Written instruction |
A verbatim copy of the records is required, with all pictures left out.

[Dataset records]
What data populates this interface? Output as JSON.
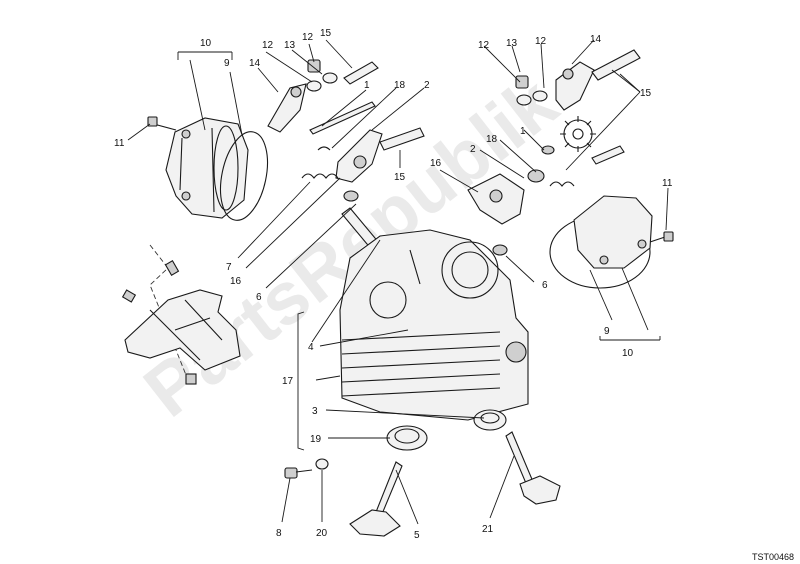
{
  "watermark": "PartsRepublik",
  "reference_code": "TST00468",
  "callouts": {
    "c10_left": "10",
    "c9_left": "9",
    "c12_a": "12",
    "c13_a": "13",
    "c12_b": "12",
    "c15_a": "15",
    "c14_a": "14",
    "c1_a": "1",
    "c18_a": "18",
    "c2_a": "2",
    "c11_left": "11",
    "c15_b": "15",
    "c7": "7",
    "c16_a": "16",
    "c6_a": "6",
    "c12_c": "12",
    "c13_b": "13",
    "c12_d": "12",
    "c14_b": "14",
    "c15_c": "15",
    "c18_b": "18",
    "c1_b": "1",
    "c2_b": "2",
    "c16_b": "16",
    "c11_right": "11",
    "c6_b": "6",
    "c9_right": "9",
    "c10_right": "10",
    "c4": "4",
    "c17": "17",
    "c3": "3",
    "c19": "19",
    "c8": "8",
    "c20": "20",
    "c5": "5",
    "c21": "21"
  }
}
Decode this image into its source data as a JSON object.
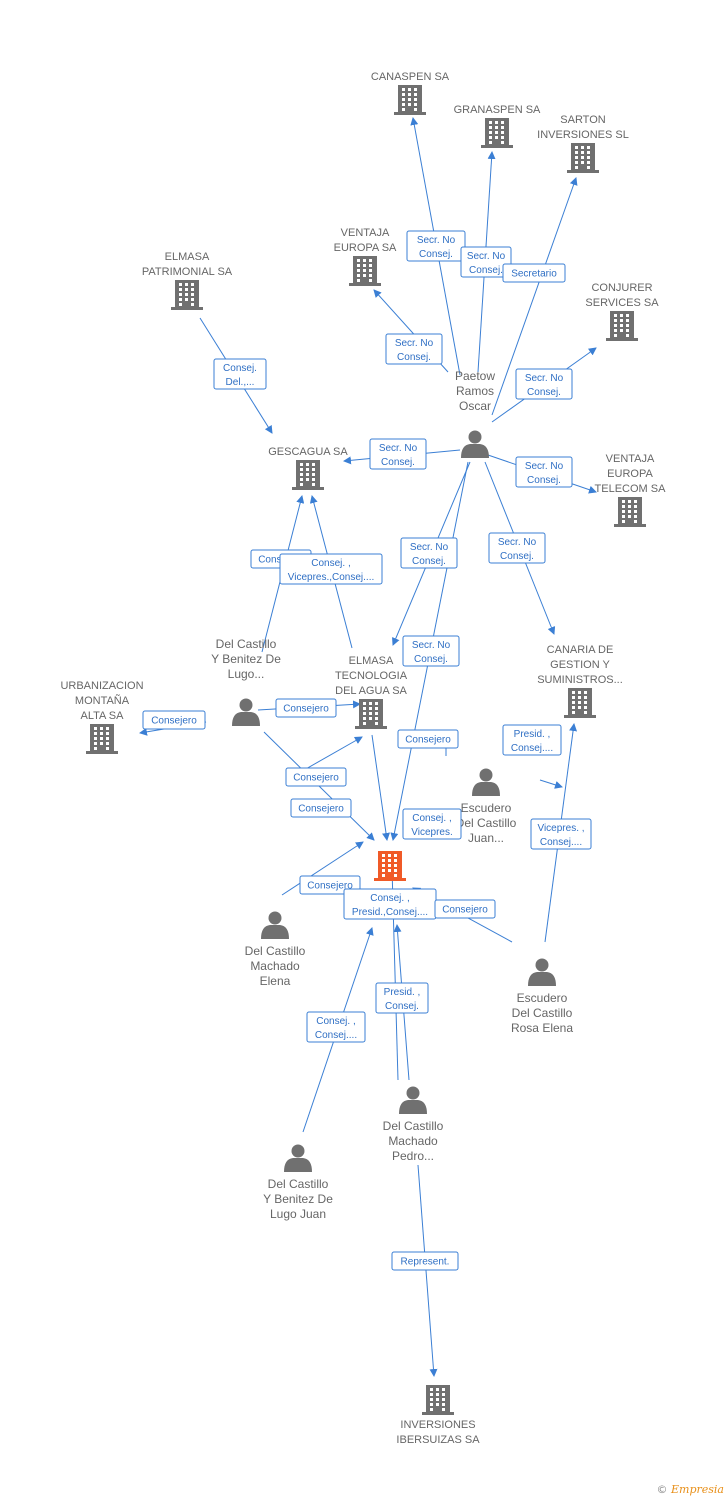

Worked solution |
What data populates this interface? Output as JSON.
{
  "watermark": "PartsRepublik",
  "reference_code": "TST00468",
  "callouts": {
    "c10_left": "10",
    "c9_left": "9",
    "c12_a": "12",
    "c13_a": "13",
    "c12_b": "12",
    "c15_a": "15",
    "c14_a": "14",
    "c1_a": "1",
    "c18_a": "18",
    "c2_a": "2",
    "c11_left": "11",
    "c15_b": "15",
    "c7": "7",
    "c16_a": "16",
    "c6_a": "6",
    "c12_c": "12",
    "c13_b": "13",
    "c12_d": "12",
    "c14_b": "14",
    "c15_c": "15",
    "c18_b": "18",
    "c1_b": "1",
    "c2_b": "2",
    "c16_b": "16",
    "c11_right": "11",
    "c6_b": "6",
    "c9_right": "9",
    "c10_right": "10",
    "c4": "4",
    "c17": "17",
    "c3": "3",
    "c19": "19",
    "c8": "8",
    "c20": "20",
    "c5": "5",
    "c21": "21"
  }
}
Decode this image into its source data as a JSON object.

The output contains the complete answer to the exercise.